• Extracted data entries
--------------------------------
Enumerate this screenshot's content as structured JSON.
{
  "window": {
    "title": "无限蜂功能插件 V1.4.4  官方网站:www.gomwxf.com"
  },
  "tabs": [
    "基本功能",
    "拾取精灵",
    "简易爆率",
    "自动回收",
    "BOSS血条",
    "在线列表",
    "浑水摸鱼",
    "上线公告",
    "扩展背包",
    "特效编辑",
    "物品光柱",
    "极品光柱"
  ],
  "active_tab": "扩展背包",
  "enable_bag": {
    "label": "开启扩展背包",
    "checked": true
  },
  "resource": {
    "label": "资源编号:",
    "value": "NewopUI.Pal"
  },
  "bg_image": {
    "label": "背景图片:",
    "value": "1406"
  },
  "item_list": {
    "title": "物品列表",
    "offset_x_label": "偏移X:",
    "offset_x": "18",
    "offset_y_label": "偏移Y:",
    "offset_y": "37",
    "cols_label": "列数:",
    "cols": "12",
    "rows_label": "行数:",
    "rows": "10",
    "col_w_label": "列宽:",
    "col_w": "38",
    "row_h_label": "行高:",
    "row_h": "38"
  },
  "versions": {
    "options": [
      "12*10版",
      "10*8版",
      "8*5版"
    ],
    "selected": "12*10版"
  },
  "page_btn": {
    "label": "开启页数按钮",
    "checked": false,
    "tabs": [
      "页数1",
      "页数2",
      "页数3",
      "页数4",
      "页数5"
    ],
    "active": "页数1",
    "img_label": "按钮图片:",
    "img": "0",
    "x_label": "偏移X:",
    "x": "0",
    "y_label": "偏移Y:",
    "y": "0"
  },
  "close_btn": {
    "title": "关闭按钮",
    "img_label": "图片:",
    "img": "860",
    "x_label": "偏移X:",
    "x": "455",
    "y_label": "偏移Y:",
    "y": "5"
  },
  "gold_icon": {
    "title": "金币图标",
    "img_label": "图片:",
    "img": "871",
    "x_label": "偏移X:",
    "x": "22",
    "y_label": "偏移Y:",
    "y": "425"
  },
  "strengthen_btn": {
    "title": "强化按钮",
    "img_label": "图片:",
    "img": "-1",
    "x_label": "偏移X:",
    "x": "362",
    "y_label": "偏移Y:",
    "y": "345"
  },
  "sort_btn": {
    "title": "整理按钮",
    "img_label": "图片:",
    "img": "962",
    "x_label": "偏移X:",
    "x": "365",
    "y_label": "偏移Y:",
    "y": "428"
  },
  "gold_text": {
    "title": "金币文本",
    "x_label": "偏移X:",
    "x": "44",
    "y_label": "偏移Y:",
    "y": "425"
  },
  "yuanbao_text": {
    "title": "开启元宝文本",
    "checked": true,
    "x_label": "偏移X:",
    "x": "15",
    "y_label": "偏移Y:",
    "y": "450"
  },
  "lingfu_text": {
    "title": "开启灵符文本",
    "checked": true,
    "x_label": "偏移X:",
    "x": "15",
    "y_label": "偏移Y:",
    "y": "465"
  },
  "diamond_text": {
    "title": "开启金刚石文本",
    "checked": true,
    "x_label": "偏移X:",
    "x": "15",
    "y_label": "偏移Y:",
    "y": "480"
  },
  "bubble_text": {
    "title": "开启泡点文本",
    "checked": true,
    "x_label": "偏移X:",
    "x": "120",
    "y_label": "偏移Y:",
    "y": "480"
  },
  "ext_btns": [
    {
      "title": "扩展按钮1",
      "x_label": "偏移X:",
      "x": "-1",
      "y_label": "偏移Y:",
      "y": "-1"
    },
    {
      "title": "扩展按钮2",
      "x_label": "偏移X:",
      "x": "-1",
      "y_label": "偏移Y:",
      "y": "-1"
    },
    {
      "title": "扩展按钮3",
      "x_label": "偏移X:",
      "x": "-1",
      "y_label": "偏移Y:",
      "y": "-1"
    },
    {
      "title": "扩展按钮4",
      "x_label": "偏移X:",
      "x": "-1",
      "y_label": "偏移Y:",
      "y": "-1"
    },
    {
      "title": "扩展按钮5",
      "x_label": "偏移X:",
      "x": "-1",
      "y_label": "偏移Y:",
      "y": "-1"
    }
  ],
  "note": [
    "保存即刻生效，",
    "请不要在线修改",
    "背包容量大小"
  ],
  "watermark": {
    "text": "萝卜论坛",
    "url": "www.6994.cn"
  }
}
--------------------------------
• YOUR GOAL
Restate each of the entries above verbatim.

• WRITTEN ANSWER
Enumerate this screenshot's content as structured JSON.
{
  "window": {
    "title": "无限蜂功能插件 V1.4.4  官方网站:www.gomwxf.com"
  },
  "tabs": [
    "基本功能",
    "拾取精灵",
    "简易爆率",
    "自动回收",
    "BOSS血条",
    "在线列表",
    "浑水摸鱼",
    "上线公告",
    "扩展背包",
    "特效编辑",
    "物品光柱",
    "极品光柱"
  ],
  "active_tab": "扩展背包",
  "enable_bag": {
    "label": "开启扩展背包",
    "checked": true
  },
  "resource": {
    "label": "资源编号:",
    "value": "NewopUI.Pal"
  },
  "bg_image": {
    "label": "背景图片:",
    "value": "1406"
  },
  "item_list": {
    "title": "物品列表",
    "offset_x_label": "偏移X:",
    "offset_x": "18",
    "offset_y_label": "偏移Y:",
    "offset_y": "37",
    "cols_label": "列数:",
    "cols": "12",
    "rows_label": "行数:",
    "rows": "10",
    "col_w_label": "列宽:",
    "col_w": "38",
    "row_h_label": "行高:",
    "row_h": "38"
  },
  "versions": {
    "options": [
      "12*10版",
      "10*8版",
      "8*5版"
    ],
    "selected": "12*10版"
  },
  "page_btn": {
    "label": "开启页数按钮",
    "checked": false,
    "tabs": [
      "页数1",
      "页数2",
      "页数3",
      "页数4",
      "页数5"
    ],
    "active": "页数1",
    "img_label": "按钮图片:",
    "img": "0",
    "x_label": "偏移X:",
    "x": "0",
    "y_label": "偏移Y:",
    "y": "0"
  },
  "close_btn": {
    "title": "关闭按钮",
    "img_label": "图片:",
    "img": "860",
    "x_label": "偏移X:",
    "x": "455",
    "y_label": "偏移Y:",
    "y": "5"
  },
  "gold_icon": {
    "title": "金币图标",
    "img_label": "图片:",
    "img": "871",
    "x_label": "偏移X:",
    "x": "22",
    "y_label": "偏移Y:",
    "y": "425"
  },
  "strengthen_btn": {
    "title": "强化按钮",
    "img_label": "图片:",
    "img": "-1",
    "x_label": "偏移X:",
    "x": "362",
    "y_label": "偏移Y:",
    "y": "345"
  },
  "sort_btn": {
    "title": "整理按钮",
    "img_label": "图片:",
    "img": "962",
    "x_label": "偏移X:",
    "x": "365",
    "y_label": "偏移Y:",
    "y": "428"
  },
  "gold_text": {
    "title": "金币文本",
    "x_label": "偏移X:",
    "x": "44",
    "y_label": "偏移Y:",
    "y": "425"
  },
  "yuanbao_text": {
    "title": "开启元宝文本",
    "checked": true,
    "x_label": "偏移X:",
    "x": "15",
    "y_label": "偏移Y:",
    "y": "450"
  },
  "lingfu_text": {
    "title": "开启灵符文本",
    "checked": true,
    "x_label": "偏移X:",
    "x": "15",
    "y_label": "偏移Y:",
    "y": "465"
  },
  "diamond_text": {
    "title": "开启金刚石文本",
    "checked": true,
    "x_label": "偏移X:",
    "x": "15",
    "y_label": "偏移Y:",
    "y": "480"
  },
  "bubble_text": {
    "title": "开启泡点文本",
    "checked": true,
    "x_label": "偏移X:",
    "x": "120",
    "y_label": "偏移Y:",
    "y": "480"
  },
  "ext_btns": [
    {
      "title": "扩展按钮1",
      "x_label": "偏移X:",
      "x": "-1",
      "y_label": "偏移Y:",
      "y": "-1"
    },
    {
      "title": "扩展按钮2",
      "x_label": "偏移X:",
      "x": "-1",
      "y_label": "偏移Y:",
      "y": "-1"
    },
    {
      "title": "扩展按钮3",
      "x_label": "偏移X:",
      "x": "-1",
      "y_label": "偏移Y:",
      "y": "-1"
    },
    {
      "title": "扩展按钮4",
      "x_label": "偏移X:",
      "x": "-1",
      "y_label": "偏移Y:",
      "y": "-1"
    },
    {
      "title": "扩展按钮5",
      "x_label": "偏移X:",
      "x": "-1",
      "y_label": "偏移Y:",
      "y": "-1"
    }
  ],
  "note": [
    "保存即刻生效，",
    "请不要在线修改",
    "背包容量大小"
  ],
  "watermark": {
    "text": "萝卜论坛",
    "url": "www.6994.cn"
  }
}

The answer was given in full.